• [GOAL]
Retype each line of the material exactly, please, skipping any picture in it.

• [SUPPLIED DATA]
────────────────────────────────────────
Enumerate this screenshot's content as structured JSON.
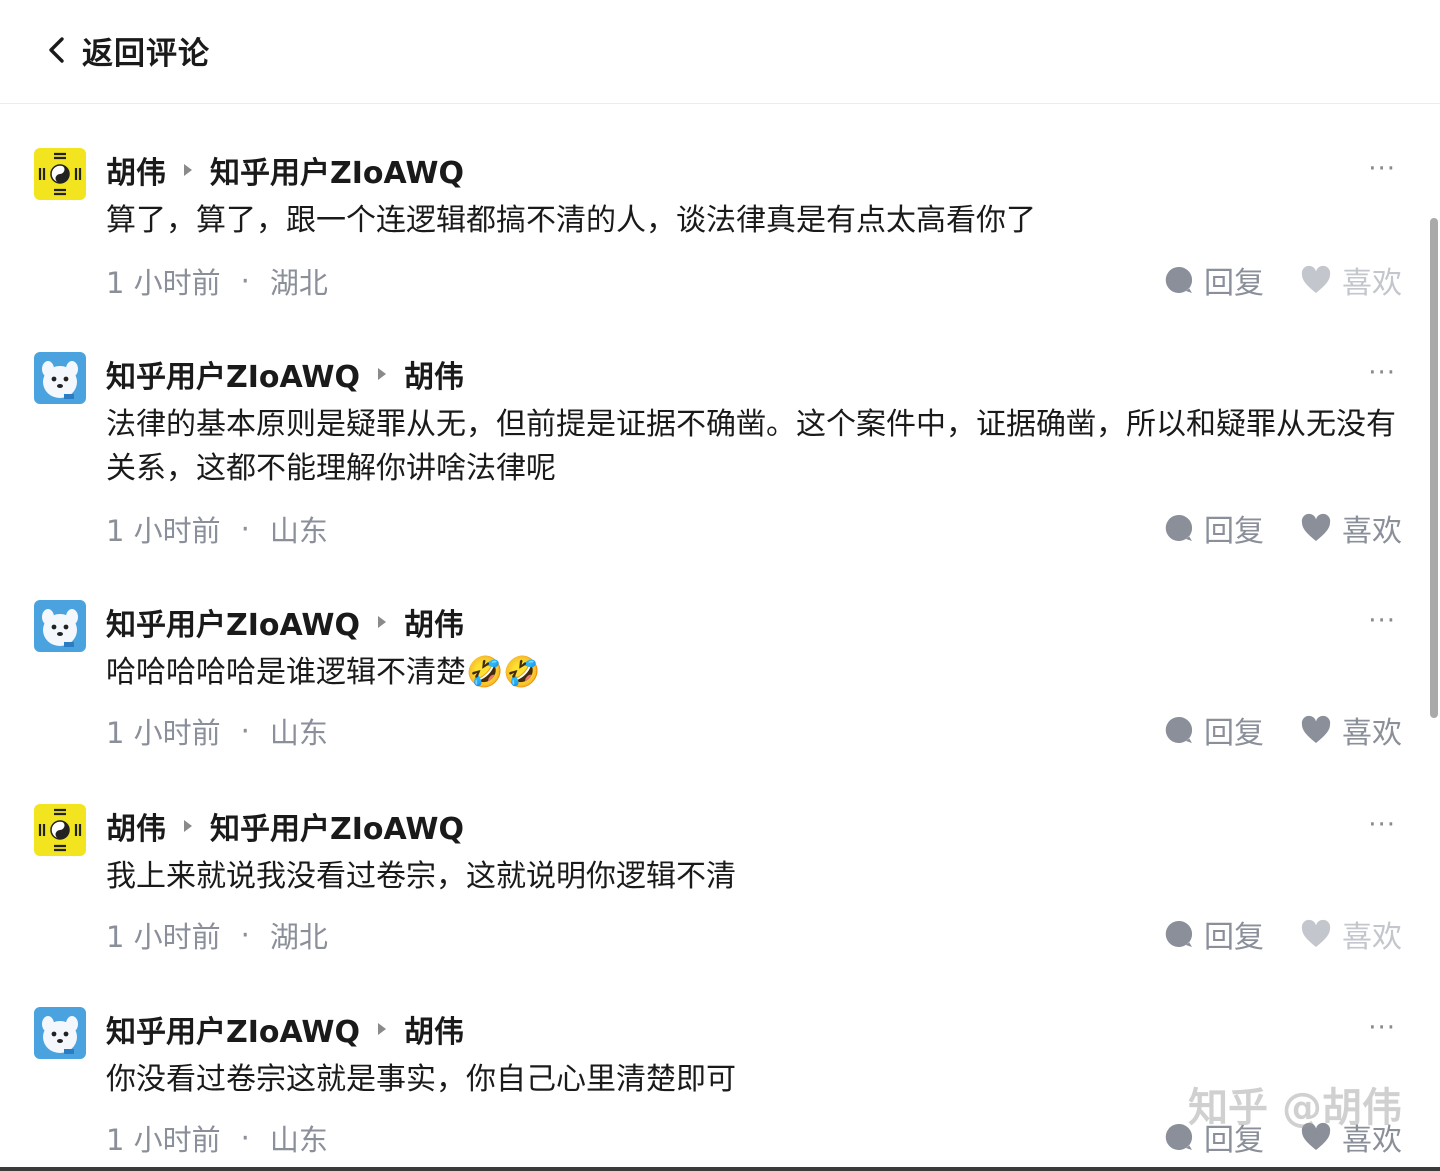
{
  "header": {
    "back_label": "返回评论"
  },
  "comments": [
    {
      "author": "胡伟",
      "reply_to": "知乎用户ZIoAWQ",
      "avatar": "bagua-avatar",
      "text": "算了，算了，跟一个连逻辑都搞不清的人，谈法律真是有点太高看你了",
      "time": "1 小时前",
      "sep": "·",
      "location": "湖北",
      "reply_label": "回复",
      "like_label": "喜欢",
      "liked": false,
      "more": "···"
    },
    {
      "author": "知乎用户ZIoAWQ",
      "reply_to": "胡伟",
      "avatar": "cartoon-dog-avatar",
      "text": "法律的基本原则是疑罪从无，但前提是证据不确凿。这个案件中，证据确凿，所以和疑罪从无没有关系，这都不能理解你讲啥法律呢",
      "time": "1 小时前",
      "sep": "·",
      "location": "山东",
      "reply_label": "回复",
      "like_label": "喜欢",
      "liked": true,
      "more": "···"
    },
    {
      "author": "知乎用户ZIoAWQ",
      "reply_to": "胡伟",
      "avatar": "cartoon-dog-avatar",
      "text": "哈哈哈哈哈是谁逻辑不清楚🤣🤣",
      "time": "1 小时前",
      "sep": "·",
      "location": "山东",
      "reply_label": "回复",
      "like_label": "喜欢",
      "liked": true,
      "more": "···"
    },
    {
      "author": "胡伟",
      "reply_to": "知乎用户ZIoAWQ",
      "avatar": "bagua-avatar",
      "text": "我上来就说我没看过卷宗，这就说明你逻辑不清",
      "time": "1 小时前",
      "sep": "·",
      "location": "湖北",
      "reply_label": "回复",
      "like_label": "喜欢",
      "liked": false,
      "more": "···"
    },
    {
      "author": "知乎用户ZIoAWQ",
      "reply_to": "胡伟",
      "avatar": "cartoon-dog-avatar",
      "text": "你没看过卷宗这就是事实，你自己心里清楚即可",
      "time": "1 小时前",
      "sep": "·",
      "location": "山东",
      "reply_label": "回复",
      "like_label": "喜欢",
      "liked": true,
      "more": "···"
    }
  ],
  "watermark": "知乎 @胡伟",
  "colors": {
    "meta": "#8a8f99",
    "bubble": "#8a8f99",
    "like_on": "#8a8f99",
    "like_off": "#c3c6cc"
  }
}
────────────────────────────────────────
• [ANSWER TO THIS EXERCISE]
Enumerate this screenshot's content as structured JSON.
{
  "header": {
    "back_label": "返回评论"
  },
  "comments": [
    {
      "author": "胡伟",
      "reply_to": "知乎用户ZIoAWQ",
      "avatar": "bagua-avatar",
      "text": "算了，算了，跟一个连逻辑都搞不清的人，谈法律真是有点太高看你了",
      "time": "1 小时前",
      "sep": "·",
      "location": "湖北",
      "reply_label": "回复",
      "like_label": "喜欢",
      "liked": false,
      "more": "···"
    },
    {
      "author": "知乎用户ZIoAWQ",
      "reply_to": "胡伟",
      "avatar": "cartoon-dog-avatar",
      "text": "法律的基本原则是疑罪从无，但前提是证据不确凿。这个案件中，证据确凿，所以和疑罪从无没有关系，这都不能理解你讲啥法律呢",
      "time": "1 小时前",
      "sep": "·",
      "location": "山东",
      "reply_label": "回复",
      "like_label": "喜欢",
      "liked": true,
      "more": "···"
    },
    {
      "author": "知乎用户ZIoAWQ",
      "reply_to": "胡伟",
      "avatar": "cartoon-dog-avatar",
      "text": "哈哈哈哈哈是谁逻辑不清楚🤣🤣",
      "time": "1 小时前",
      "sep": "·",
      "location": "山东",
      "reply_label": "回复",
      "like_label": "喜欢",
      "liked": true,
      "more": "···"
    },
    {
      "author": "胡伟",
      "reply_to": "知乎用户ZIoAWQ",
      "avatar": "bagua-avatar",
      "text": "我上来就说我没看过卷宗，这就说明你逻辑不清",
      "time": "1 小时前",
      "sep": "·",
      "location": "湖北",
      "reply_label": "回复",
      "like_label": "喜欢",
      "liked": false,
      "more": "···"
    },
    {
      "author": "知乎用户ZIoAWQ",
      "reply_to": "胡伟",
      "avatar": "cartoon-dog-avatar",
      "text": "你没看过卷宗这就是事实，你自己心里清楚即可",
      "time": "1 小时前",
      "sep": "·",
      "location": "山东",
      "reply_label": "回复",
      "like_label": "喜欢",
      "liked": true,
      "more": "···"
    }
  ],
  "watermark": "知乎 @胡伟",
  "colors": {
    "meta": "#8a8f99",
    "bubble": "#8a8f99",
    "like_on": "#8a8f99",
    "like_off": "#c3c6cc"
  }
}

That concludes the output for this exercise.